Request. Tally each line where the word "芜湖宏景电子股份有限公司" occurs, then give only the total.

[Data excerpts]

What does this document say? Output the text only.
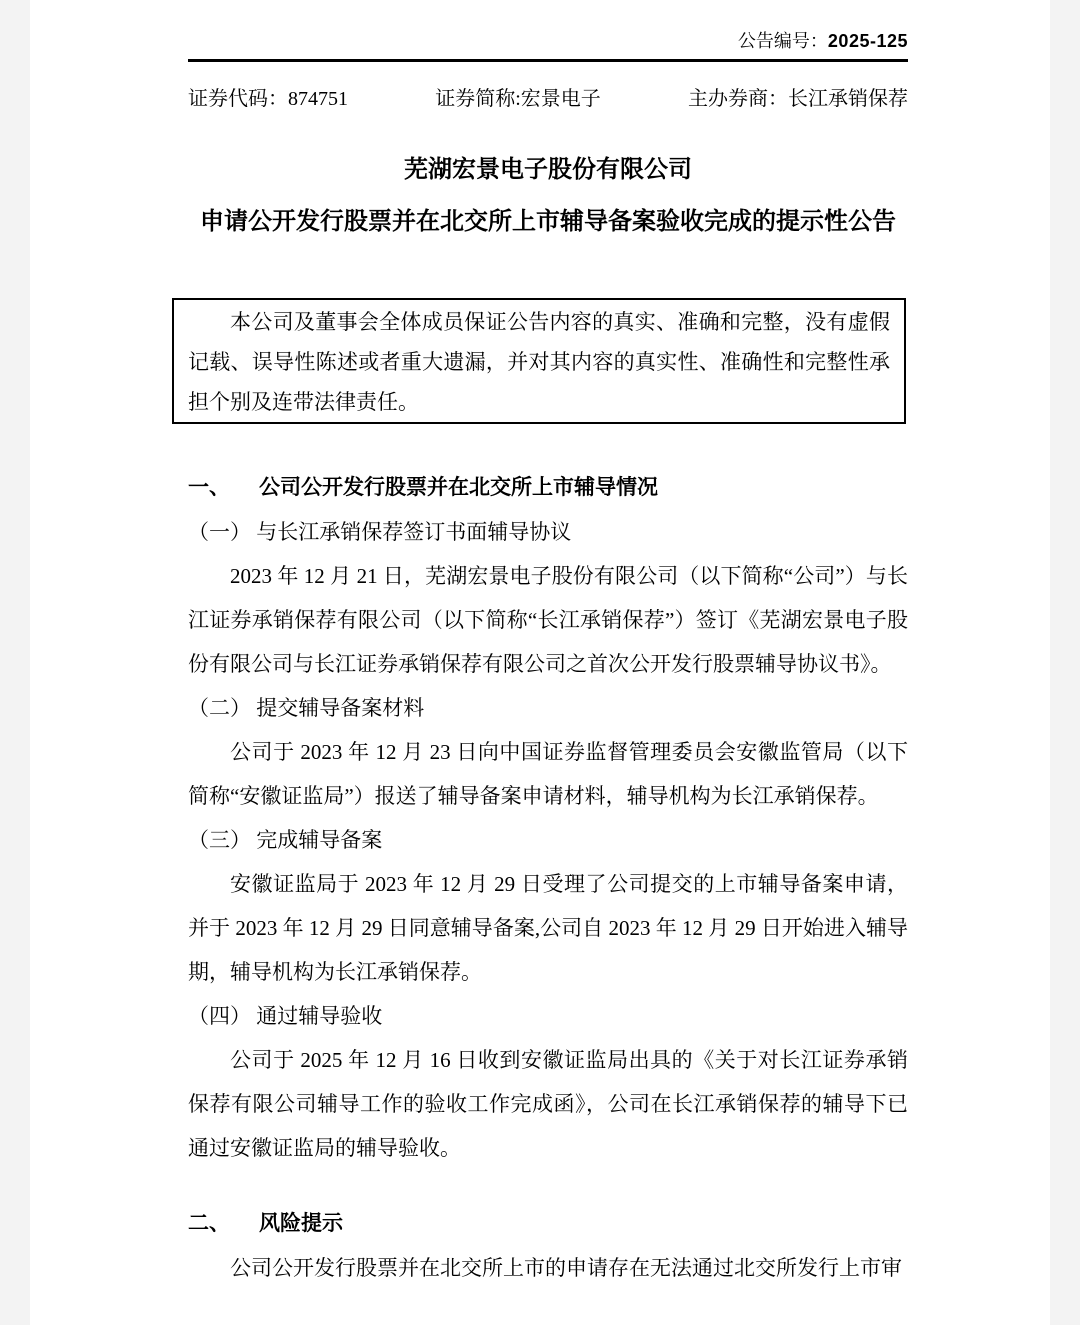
公告编号：2025-125
证券代码：874751	证券简称:宏景电子	主办券商：长江承销保荐
芜湖宏景电子股份有限公司
申请公开发行股票并在北交所上市辅导备案验收完成的提示性公告

本公司及董事会全体成员保证公告内容的真实、准确和完整，没有虚假记载、误导性陈述或者重大遗漏，并对其内容的真实性、准确性和完整性承担个别及连带法律责任。

一、	公司公开发行股票并在北交所上市辅导情况
（一） 与长江承销保荐签订书面辅导协议

2023 年 12 月 21 日，芜湖宏景电子股份有限公司（以下简称“公司”）与长江证券承销保荐有限公司（以下简称“长江承销保荐”）签订《芜湖宏景电子股份有限公司与长江证券承销保荐有限公司之首次公开发行股票辅导协议书》。

（二） 提交辅导备案材料

公司于 2023 年 12 月 23 日向中国证券监督管理委员会安徽监管局（以下简称“安徽证监局”）报送了辅导备案申请材料，辅导机构为长江承销保荐。

（三） 完成辅导备案

安徽证监局于 2023 年 12 月 29 日受理了公司提交的上市辅导备案申请，并于 2023 年 12 月 29 日同意辅导备案,公司自 2023 年 12 月 29 日开始进入辅导期，辅导机构为长江承销保荐。

（四） 通过辅导验收

公司于 2025 年 12 月 16 日收到安徽证监局出具的《关于对长江证券承销保荐有限公司辅导工作的验收工作完成函》，公司在长江承销保荐的辅导下已通过安徽证监局的辅导验收。

二、	风险提示

公司公开发行股票并在北交所上市的申请存在无法通过北交所发行上市审
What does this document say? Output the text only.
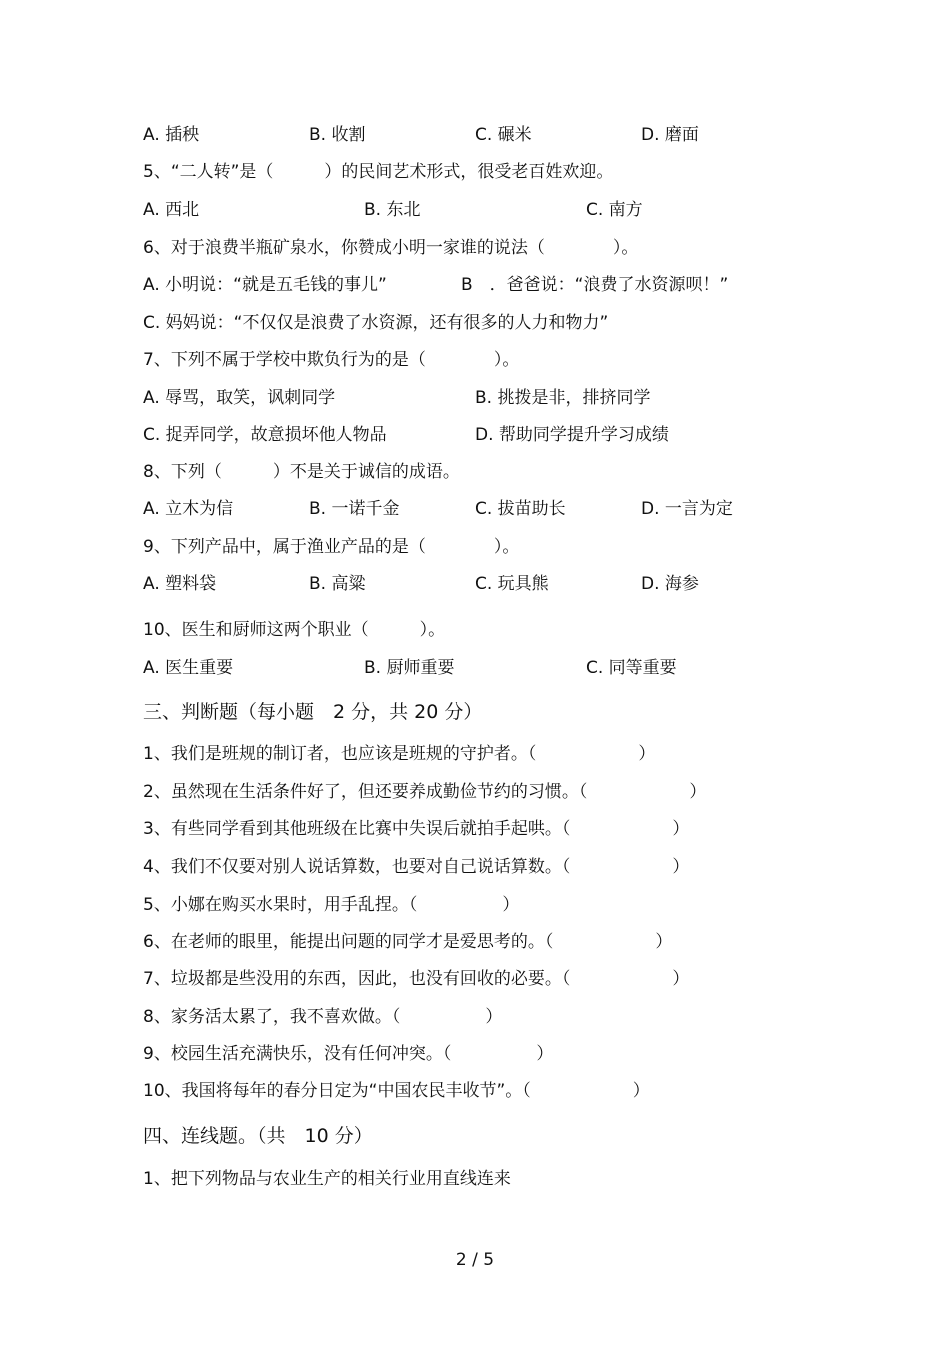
A. 插秧	B. 收割	C. 碾米	D. 磨面
5、“二人转”是（　　　）的民间艺术形式，很受老百姓欢迎。
A. 西北	B. 东北	C. 南方
6、对于浪费半瓶矿泉水，你赞成小明一家谁的说法（　　　　）。
A. 小明说：“就是五毛钱的事儿”	B　．爸爸说：“浪费了水资源呗！”
C. 妈妈说：“不仅仅是浪费了水资源，还有很多的人力和物力”
7、下列不属于学校中欺负行为的是（　　　　）。
A. 辱骂，取笑，讽刺同学	B. 挑拨是非，排挤同学
C. 捉弄同学，故意损坏他人物品	D. 帮助同学提升学习成绩
8、下列（　　　）不是关于诚信的成语。
A. 立木为信	B. 一诺千金	C. 拔苗助长	D. 一言为定
9、下列产品中，属于渔业产品的是（　　　　）。
A. 塑料袋	B. 高粱	C. 玩具熊	D. 海参
10、医生和厨师这两个职业（　　　）。
A. 医生重要	B. 厨师重要	C. 同等重要
三、判断题（每小题　2 分，共 20 分）
1、我们是班规的制订者，也应该是班规的守护者。（　　　　　　）
2、虽然现在生活条件好了，但还要养成勤俭节约的习惯。（　　　　　　）
3、有些同学看到其他班级在比赛中失误后就拍手起哄。（　　　　　　）
4、我们不仅要对别人说话算数，也要对自己说话算数。（　　　　　　）
5、小娜在购买水果时，用手乱捏。（　　　　　）
6、在老师的眼里，能提出问题的同学才是爱思考的。（　　　　　　）
7、垃圾都是些没用的东西，因此，也没有回收的必要。（　　　　　　）
8、家务活太累了，我不喜欢做。（　　　　　）
9、校园生活充满快乐，没有任何冲突。（　　　　　）
10、我国将每年的春分日定为“中国农民丰收节”。（　　　　　　）
四、连线题。（共　10 分）
1、把下列物品与农业生产的相关行业用直线连来
2 / 5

Written answer. 2